━━━ DATA TO USE

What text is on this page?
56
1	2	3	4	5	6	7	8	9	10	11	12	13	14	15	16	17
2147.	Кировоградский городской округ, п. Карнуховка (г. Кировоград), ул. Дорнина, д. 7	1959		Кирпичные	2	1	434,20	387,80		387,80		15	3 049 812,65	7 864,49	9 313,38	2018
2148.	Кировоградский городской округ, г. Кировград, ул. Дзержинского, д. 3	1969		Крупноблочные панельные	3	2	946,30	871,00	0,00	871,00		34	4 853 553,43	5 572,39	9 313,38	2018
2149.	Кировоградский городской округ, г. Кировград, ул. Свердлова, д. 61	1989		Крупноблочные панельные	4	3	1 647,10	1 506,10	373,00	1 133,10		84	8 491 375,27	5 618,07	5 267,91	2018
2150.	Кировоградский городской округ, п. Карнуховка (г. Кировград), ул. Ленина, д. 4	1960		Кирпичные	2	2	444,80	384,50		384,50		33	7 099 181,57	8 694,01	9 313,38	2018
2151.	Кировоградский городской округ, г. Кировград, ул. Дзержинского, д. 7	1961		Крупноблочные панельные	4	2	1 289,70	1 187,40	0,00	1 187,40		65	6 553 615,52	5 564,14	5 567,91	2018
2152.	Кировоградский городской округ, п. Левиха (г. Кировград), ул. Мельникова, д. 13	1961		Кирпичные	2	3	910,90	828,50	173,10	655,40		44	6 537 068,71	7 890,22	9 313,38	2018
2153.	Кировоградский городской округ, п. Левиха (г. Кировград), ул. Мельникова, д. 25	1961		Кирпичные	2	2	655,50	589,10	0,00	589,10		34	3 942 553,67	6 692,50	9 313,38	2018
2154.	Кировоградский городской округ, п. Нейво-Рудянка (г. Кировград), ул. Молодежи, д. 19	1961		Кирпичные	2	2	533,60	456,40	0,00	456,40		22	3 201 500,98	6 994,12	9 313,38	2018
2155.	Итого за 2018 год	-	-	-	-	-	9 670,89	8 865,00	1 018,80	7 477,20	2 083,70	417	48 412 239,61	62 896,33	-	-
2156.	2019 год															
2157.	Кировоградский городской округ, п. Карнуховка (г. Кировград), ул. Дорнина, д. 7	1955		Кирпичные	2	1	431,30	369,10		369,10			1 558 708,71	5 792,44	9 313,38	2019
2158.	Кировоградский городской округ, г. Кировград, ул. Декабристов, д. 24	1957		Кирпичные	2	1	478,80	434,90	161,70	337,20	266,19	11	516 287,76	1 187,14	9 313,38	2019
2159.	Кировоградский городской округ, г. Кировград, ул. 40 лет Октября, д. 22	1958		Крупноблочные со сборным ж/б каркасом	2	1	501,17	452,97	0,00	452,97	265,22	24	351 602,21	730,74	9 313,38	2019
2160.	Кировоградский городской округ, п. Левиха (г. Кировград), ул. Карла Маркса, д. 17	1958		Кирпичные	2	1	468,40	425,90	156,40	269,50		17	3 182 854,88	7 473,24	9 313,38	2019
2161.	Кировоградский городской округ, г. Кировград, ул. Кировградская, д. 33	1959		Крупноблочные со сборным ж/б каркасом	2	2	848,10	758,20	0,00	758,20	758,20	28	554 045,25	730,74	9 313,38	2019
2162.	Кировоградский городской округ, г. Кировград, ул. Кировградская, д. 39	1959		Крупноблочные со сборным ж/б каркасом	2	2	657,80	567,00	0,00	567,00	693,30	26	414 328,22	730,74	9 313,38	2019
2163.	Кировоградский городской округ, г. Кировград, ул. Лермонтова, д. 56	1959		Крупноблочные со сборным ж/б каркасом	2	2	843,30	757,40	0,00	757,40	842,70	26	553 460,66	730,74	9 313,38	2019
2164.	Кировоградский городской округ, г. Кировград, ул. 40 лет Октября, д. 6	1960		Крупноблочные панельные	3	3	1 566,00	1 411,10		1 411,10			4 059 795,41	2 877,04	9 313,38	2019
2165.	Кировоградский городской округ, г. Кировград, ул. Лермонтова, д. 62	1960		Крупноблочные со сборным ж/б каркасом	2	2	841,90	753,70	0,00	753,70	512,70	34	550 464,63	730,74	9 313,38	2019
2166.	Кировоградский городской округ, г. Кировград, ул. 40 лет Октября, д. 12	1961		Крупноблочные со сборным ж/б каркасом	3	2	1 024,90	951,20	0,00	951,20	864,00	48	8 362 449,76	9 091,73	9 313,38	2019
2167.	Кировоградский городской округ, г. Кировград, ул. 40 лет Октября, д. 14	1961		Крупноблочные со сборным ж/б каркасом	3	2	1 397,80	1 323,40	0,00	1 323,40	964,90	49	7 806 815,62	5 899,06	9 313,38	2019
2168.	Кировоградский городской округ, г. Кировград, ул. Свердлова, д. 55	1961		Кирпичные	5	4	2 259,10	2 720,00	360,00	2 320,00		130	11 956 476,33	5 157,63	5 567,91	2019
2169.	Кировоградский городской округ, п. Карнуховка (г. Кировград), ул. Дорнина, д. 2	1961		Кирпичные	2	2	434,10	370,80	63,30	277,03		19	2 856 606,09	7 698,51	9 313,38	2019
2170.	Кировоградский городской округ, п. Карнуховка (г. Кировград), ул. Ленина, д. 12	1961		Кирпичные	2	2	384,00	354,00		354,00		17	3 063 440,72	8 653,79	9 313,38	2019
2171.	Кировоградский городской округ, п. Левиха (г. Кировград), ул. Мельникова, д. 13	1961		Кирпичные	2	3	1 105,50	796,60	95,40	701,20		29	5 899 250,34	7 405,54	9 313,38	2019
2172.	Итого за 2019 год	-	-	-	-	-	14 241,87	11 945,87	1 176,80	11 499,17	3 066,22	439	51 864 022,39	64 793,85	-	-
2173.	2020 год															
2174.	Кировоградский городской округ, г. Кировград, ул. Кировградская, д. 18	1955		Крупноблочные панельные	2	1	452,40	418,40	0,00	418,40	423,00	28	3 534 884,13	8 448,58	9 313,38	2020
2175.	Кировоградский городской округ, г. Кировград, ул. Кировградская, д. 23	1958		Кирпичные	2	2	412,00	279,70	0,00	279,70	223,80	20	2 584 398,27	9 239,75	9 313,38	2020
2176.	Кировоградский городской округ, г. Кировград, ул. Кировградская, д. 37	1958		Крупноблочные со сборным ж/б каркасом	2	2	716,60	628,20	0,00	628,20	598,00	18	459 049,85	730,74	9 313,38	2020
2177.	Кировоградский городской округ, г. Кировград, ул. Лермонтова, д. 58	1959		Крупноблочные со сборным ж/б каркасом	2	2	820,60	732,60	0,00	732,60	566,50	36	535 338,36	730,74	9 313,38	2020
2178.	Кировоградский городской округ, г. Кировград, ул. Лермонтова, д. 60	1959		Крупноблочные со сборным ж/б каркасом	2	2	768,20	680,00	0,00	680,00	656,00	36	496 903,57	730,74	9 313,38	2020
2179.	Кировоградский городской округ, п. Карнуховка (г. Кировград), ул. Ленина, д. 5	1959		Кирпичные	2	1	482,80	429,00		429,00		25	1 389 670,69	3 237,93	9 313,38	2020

━━━━━━

* TASK TO COMPLETE: Extract the listing in its entirety, matching it exactly.

* ANSWER FOR THE TASK:
What text is on this page?
56
1	2	3	4	5	6	7	8	9	10	11	12	13	14	15	16	17
2147.	Кировоградский городской округ, п. Карнуховка (г. Кировоград), ул. Дорнина, д. 7	1959		Кирпичные	2	1	434,20	387,80		387,80		15	3 049 812,65	7 864,49	9 313,38	2018
2148.	Кировоградский городской округ, г. Кировград, ул. Дзержинского, д. 3	1969		Крупноблочные панельные	3	2	946,30	871,00	0,00	871,00		34	4 853 553,43	5 572,39	9 313,38	2018
2149.	Кировоградский городской округ, г. Кировград, ул. Свердлова, д. 61	1989		Крупноблочные панельные	4	3	1 647,10	1 506,10	373,00	1 133,10		84	8 491 375,27	5 618,07	5 267,91	2018
2150.	Кировоградский городской округ, п. Карнуховка (г. Кировград), ул. Ленина, д. 4	1960		Кирпичные	2	2	444,80	384,50		384,50		33	7 099 181,57	8 694,01	9 313,38	2018
2151.	Кировоградский городской округ, г. Кировград, ул. Дзержинского, д. 7	1961		Крупноблочные панельные	4	2	1 289,70	1 187,40	0,00	1 187,40		65	6 553 615,52	5 564,14	5 567,91	2018
2152.	Кировоградский городской округ, п. Левиха (г. Кировград), ул. Мельникова, д. 13	1961		Кирпичные	2	3	910,90	828,50	173,10	655,40		44	6 537 068,71	7 890,22	9 313,38	2018
2153.	Кировоградский городской округ, п. Левиха (г. Кировград), ул. Мельникова, д. 25	1961		Кирпичные	2	2	655,50	589,10	0,00	589,10		34	3 942 553,67	6 692,50	9 313,38	2018
2154.	Кировоградский городской округ, п. Нейво-Рудянка (г. Кировград), ул. Молодежи, д. 19	1961		Кирпичные	2	2	533,60	456,40	0,00	456,40		22	3 201 500,98	6 994,12	9 313,38	2018
2155.	Итого за 2018 год	-	-	-	-	-	9 670,89	8 865,00	1 018,80	7 477,20	2 083,70	417	48 412 239,61	62 896,33	-	-
2156.	2019 год															
2157.	Кировоградский городской округ, п. Карнуховка (г. Кировград), ул. Дорнина, д. 7	1955		Кирпичные	2	1	431,30	369,10		369,10			1 558 708,71	5 792,44	9 313,38	2019
2158.	Кировоградский городской округ, г. Кировград, ул. Декабристов, д. 24	1957		Кирпичные	2	1	478,80	434,90	161,70	337,20	266,19	11	516 287,76	1 187,14	9 313,38	2019
2159.	Кировоградский городской округ, г. Кировград, ул. 40 лет Октября, д. 22	1958		Крупноблочные со сборным ж/б каркасом	2	1	501,17	452,97	0,00	452,97	265,22	24	351 602,21	730,74	9 313,38	2019
2160.	Кировоградский городской округ, п. Левиха (г. Кировград), ул. Карла Маркса, д. 17	1958		Кирпичные	2	1	468,40	425,90	156,40	269,50		17	3 182 854,88	7 473,24	9 313,38	2019
2161.	Кировоградский городской округ, г. Кировград, ул. Кировградская, д. 33	1959		Крупноблочные со сборным ж/б каркасом	2	2	848,10	758,20	0,00	758,20	758,20	28	554 045,25	730,74	9 313,38	2019
2162.	Кировоградский городской округ, г. Кировград, ул. Кировградская, д. 39	1959		Крупноблочные со сборным ж/б каркасом	2	2	657,80	567,00	0,00	567,00	693,30	26	414 328,22	730,74	9 313,38	2019
2163.	Кировоградский городской округ, г. Кировград, ул. Лермонтова, д. 56	1959		Крупноблочные со сборным ж/б каркасом	2	2	843,30	757,40	0,00	757,40	842,70	26	553 460,66	730,74	9 313,38	2019
2164.	Кировоградский городской округ, г. Кировград, ул. 40 лет Октября, д. 6	1960		Крупноблочные панельные	3	3	1 566,00	1 411,10		1 411,10			4 059 795,41	2 877,04	9 313,38	2019
2165.	Кировоградский городской округ, г. Кировград, ул. Лермонтова, д. 62	1960		Крупноблочные со сборным ж/б каркасом	2	2	841,90	753,70	0,00	753,70	512,70	34	550 464,63	730,74	9 313,38	2019
2166.	Кировоградский городской округ, г. Кировград, ул. 40 лет Октября, д. 12	1961		Крупноблочные со сборным ж/б каркасом	3	2	1 024,90	951,20	0,00	951,20	864,00	48	8 362 449,76	9 091,73	9 313,38	2019
2167.	Кировоградский городской округ, г. Кировград, ул. 40 лет Октября, д. 14	1961		Крупноблочные со сборным ж/б каркасом	3	2	1 397,80	1 323,40	0,00	1 323,40	964,90	49	7 806 815,62	5 899,06	9 313,38	2019
2168.	Кировоградский городской округ, г. Кировград, ул. Свердлова, д. 55	1961		Кирпичные	5	4	2 259,10	2 720,00	360,00	2 320,00		130	11 956 476,33	5 157,63	5 567,91	2019
2169.	Кировоградский городской округ, п. Карнуховка (г. Кировград), ул. Дорнина, д. 2	1961		Кирпичные	2	2	434,10	370,80	63,30	277,03		19	2 856 606,09	7 698,51	9 313,38	2019
2170.	Кировоградский городской округ, п. Карнуховка (г. Кировград), ул. Ленина, д. 12	1961		Кирпичные	2	2	384,00	354,00		354,00		17	3 063 440,72	8 653,79	9 313,38	2019
2171.	Кировоградский городской округ, п. Левиха (г. Кировград), ул. Мельникова, д. 13	1961		Кирпичные	2	3	1 105,50	796,60	95,40	701,20		29	5 899 250,34	7 405,54	9 313,38	2019
2172.	Итого за 2019 год	-	-	-	-	-	14 241,87	11 945,87	1 176,80	11 499,17	3 066,22	439	51 864 022,39	64 793,85	-	-
2173.	2020 год															
2174.	Кировоградский городской округ, г. Кировград, ул. Кировградская, д. 18	1955		Крупноблочные панельные	2	1	452,40	418,40	0,00	418,40	423,00	28	3 534 884,13	8 448,58	9 313,38	2020
2175.	Кировоградский городской округ, г. Кировград, ул. Кировградская, д. 23	1958		Кирпичные	2	2	412,00	279,70	0,00	279,70	223,80	20	2 584 398,27	9 239,75	9 313,38	2020
2176.	Кировоградский городской округ, г. Кировград, ул. Кировградская, д. 37	1958		Крупноблочные со сборным ж/б каркасом	2	2	716,60	628,20	0,00	628,20	598,00	18	459 049,85	730,74	9 313,38	2020
2177.	Кировоградский городской округ, г. Кировград, ул. Лермонтова, д. 58	1959		Крупноблочные со сборным ж/б каркасом	2	2	820,60	732,60	0,00	732,60	566,50	36	535 338,36	730,74	9 313,38	2020
2178.	Кировоградский городской округ, г. Кировград, ул. Лермонтова, д. 60	1959		Крупноблочные со сборным ж/б каркасом	2	2	768,20	680,00	0,00	680,00	656,00	36	496 903,57	730,74	9 313,38	2020
2179.	Кировоградский городской округ, п. Карнуховка (г. Кировград), ул. Ленина, д. 5	1959		Кирпичные	2	1	482,80	429,00		429,00		25	1 389 670,69	3 237,93	9 313,38	2020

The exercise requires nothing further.